---------- DATA ----------

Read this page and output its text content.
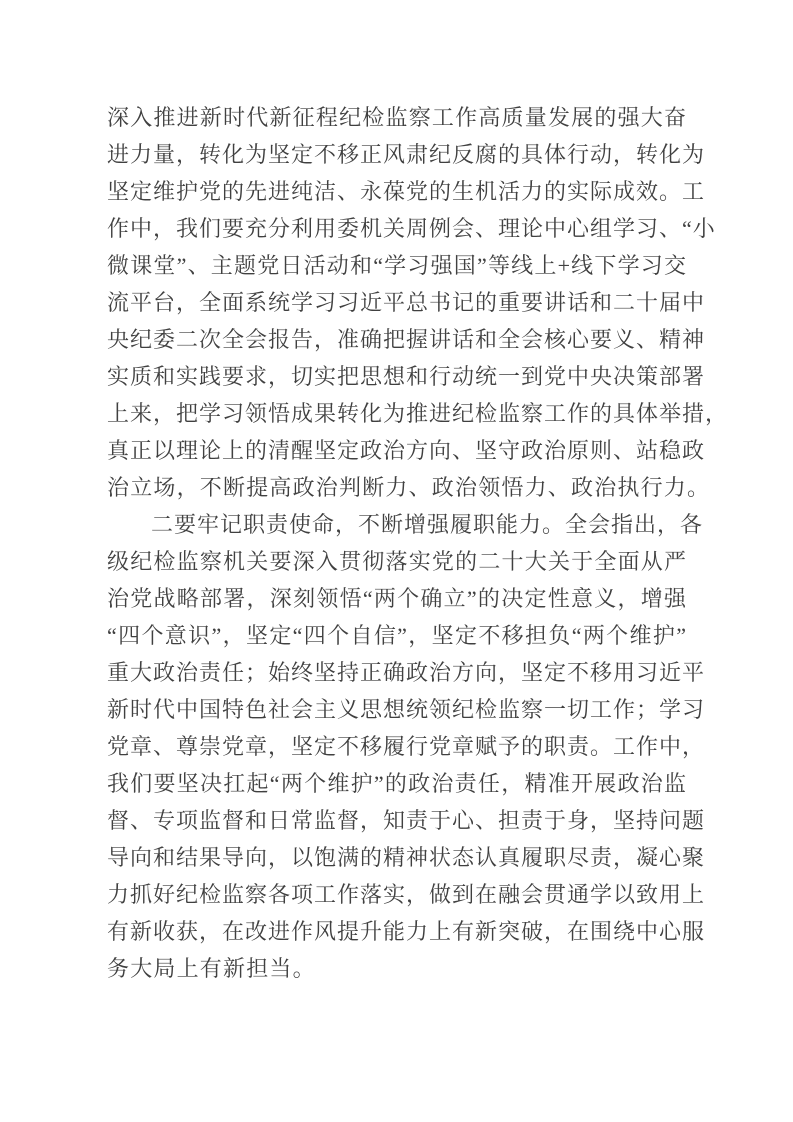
深入推进新时代新征程纪检监察工作高质量发展的强大奋
进力量，转化为坚定不移正风肃纪反腐的具体行动，转化为
坚定维护党的先进纯洁、永葆党的生机活力的实际成效。工
作中，我们要充分利用委机关周例会、理论中心组学习、“小
微课堂”、主题党日活动和“学习强国”等线上+线下学习交
流平台，全面系统学习习近平总书记的重要讲话和二十届中
央纪委二次全会报告，准确把握讲话和全会核心要义、精神
实质和实践要求，切实把思想和行动统一到党中央决策部署
上来，把学习领悟成果转化为推进纪检监察工作的具体举措，
真正以理论上的清醒坚定政治方向、坚守政治原则、站稳政
治立场，不断提高政治判断力、政治领悟力、政治执行力。
二要牢记职责使命，不断增强履职能力。全会指出，各
级纪检监察机关要深入贯彻落实党的二十大关于全面从严
治党战略部署，深刻领悟“两个确立”的决定性意义，增强
“四个意识”，坚定“四个自信”，坚定不移担负“两个维护”
重大政治责任；始终坚持正确政治方向，坚定不移用习近平
新时代中国特色社会主义思想统领纪检监察一切工作；学习
党章、尊崇党章，坚定不移履行党章赋予的职责。工作中，
我们要坚决扛起“两个维护”的政治责任，精准开展政治监
督、专项监督和日常监督，知责于心、担责于身，坚持问题
导向和结果导向，以饱满的精神状态认真履职尽责，凝心聚
力抓好纪检监察各项工作落实，做到在融会贯通学以致用上
有新收获，在改进作风提升能力上有新突破，在围绕中心服
务大局上有新担当。
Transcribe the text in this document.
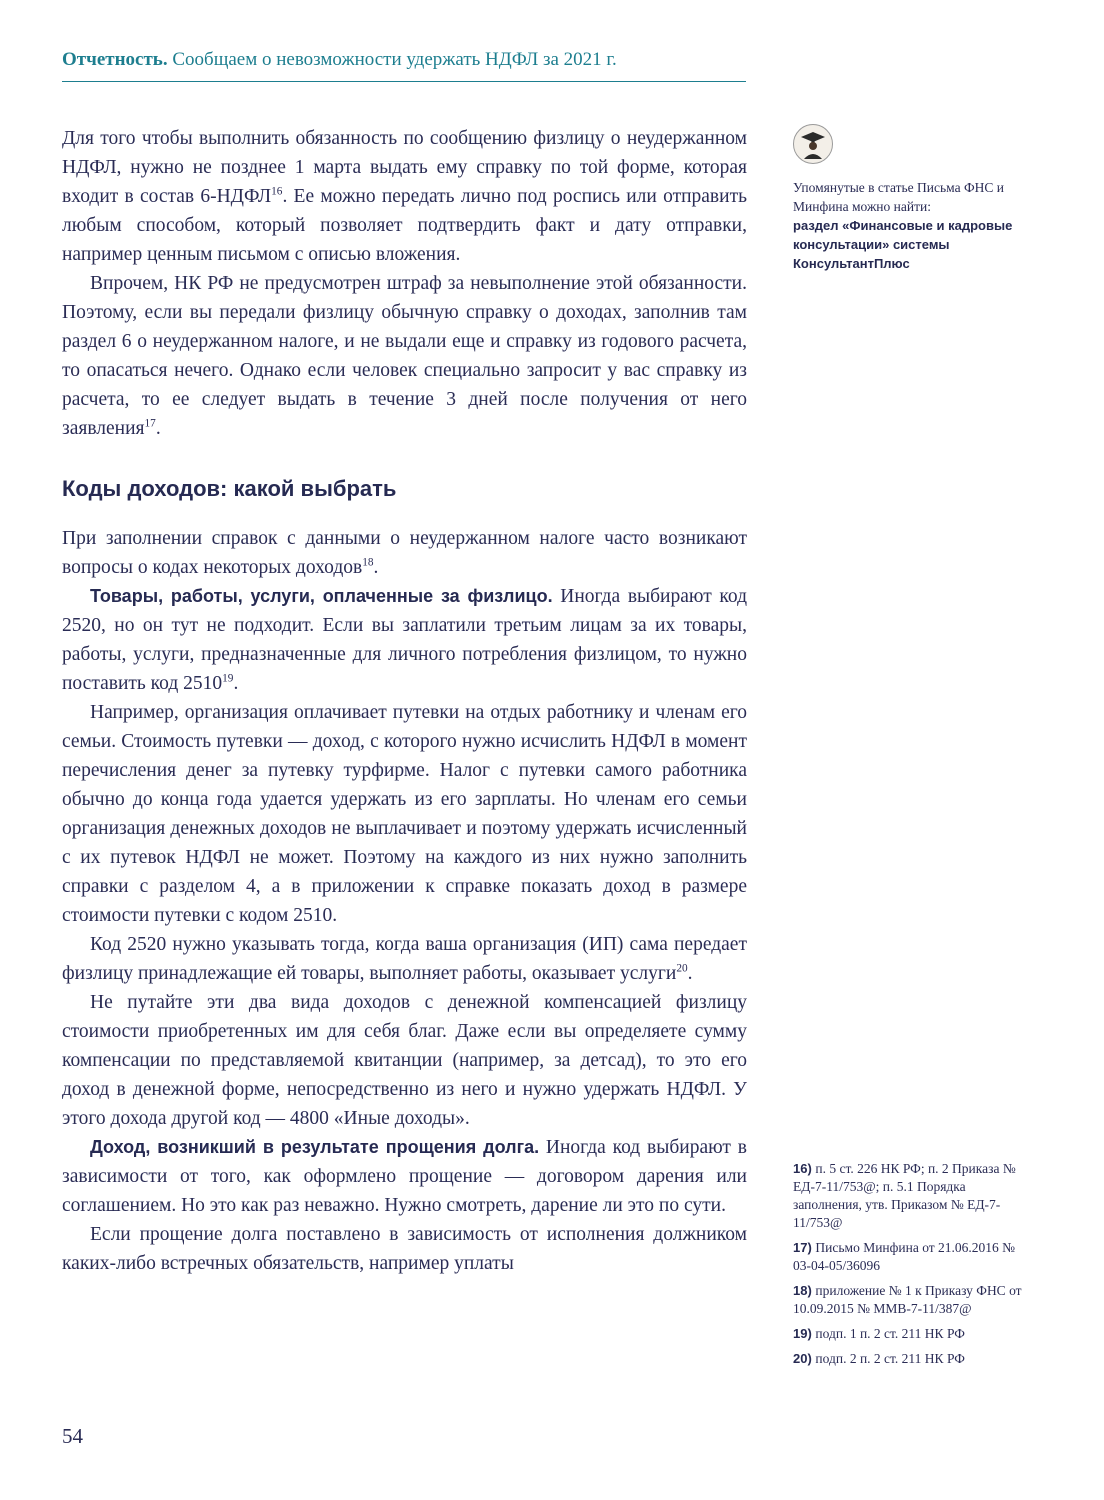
Отчетность. Сообщаем о невозможности удержать НДФЛ за 2021 г.

Для того чтобы выполнить обязанность по сообщению физлицу о неудержанном НДФЛ, нужно не позднее 1 марта выдать ему справку по той форме, которая входит в состав 6-НДФЛ$^{16}$. Ее можно передать лично под роспись или отправить любым способом, который позволяет подтвердить факт и дату отправки, например ценным письмом с описью вложения.

Впрочем, НК РФ не предусмотрен штраф за невыполнение этой обязанности. Поэтому, если вы передали физлицу обычную справку о доходах, заполнив там раздел 6 о неудержанном налоге, и не выдали еще и справку из годового расчета, то опасаться нечего. Однако если человек специально запросит у вас справку из расчета, то ее следует выдать в течение 3 дней после получения от него заявления$^{17}$.

Коды доходов: какой выбрать

При заполнении справок с данными о неудержанном налоге часто возникают вопросы о кодах некоторых доходов$^{18}$.

Товары, работы, услуги, оплаченные за физлицо. Иногда выбирают код 2520, но он тут не подходит. Если вы заплатили третьим лицам за их товары, работы, услуги, предназначенные для личного потребления физлицом, то нужно поставить код 2510$^{19}$.

Например, организация оплачивает путевки на отдых работнику и членам его семьи. Стоимость путевки — доход, с которого нужно исчислить НДФЛ в момент перечисления денег за путевку турфирме. Налог с путевки самого работника обычно до конца года удается удержать из его зарплаты. Но членам его семьи организация денежных доходов не выплачивает и поэтому удержать исчисленный с их путевок НДФЛ не может. Поэтому на каждого из них нужно заполнить справки с разделом 4, а в приложении к справке показать доход в размере стоимости путевки с кодом 2510.

Код 2520 нужно указывать тогда, когда ваша организация (ИП) сама передает физлицу принадлежащие ей товары, выполняет работы, оказывает услуги$^{20}$.

Не путайте эти два вида доходов с денежной компенсацией физлицу стоимости приобретенных им для себя благ. Даже если вы определяете сумму компенсации по представляемой квитанции (например, за детсад), то это его доход в денежной форме, непосредственно из него и нужно удержать НДФЛ. У этого дохода другой код — 4800 «Иные доходы».

Доход, возникший в результате прощения долга. Иногда код выбирают в зависимости от того, как оформлено прощение — договором дарения или соглашением. Но это как раз неважно. Нужно смотреть, дарение ли это по сути.

Если прощение долга поставлено в зависимость от исполнения должником каких-либо встречных обязательств, например уплаты

Упомянутые в статье Письма ФНС и Минфина можно найти:
раздел «Финансовые и кадровые консультации» системы КонсультантПлюс
16) п. 5 ст. 226 НК РФ; п. 2 Приказа № ЕД-7-11/753@; п. 5.1 Порядка заполнения, утв. Приказом № ЕД-7-11/753@
17) Письмо Минфина от 21.06.2016 № 03-04-05/36096
18) приложение № 1 к Приказу ФНС от 10.09.2015 № ММВ-7-11/387@
19) подп. 1 п. 2 ст. 211 НК РФ
20) подп. 2 п. 2 ст. 211 НК РФ
54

----------

### STATED PROBLEM
What is the number of lines in the listing that contain the string "подп"? Reply with that number alone.

### WORKED ANSWER
2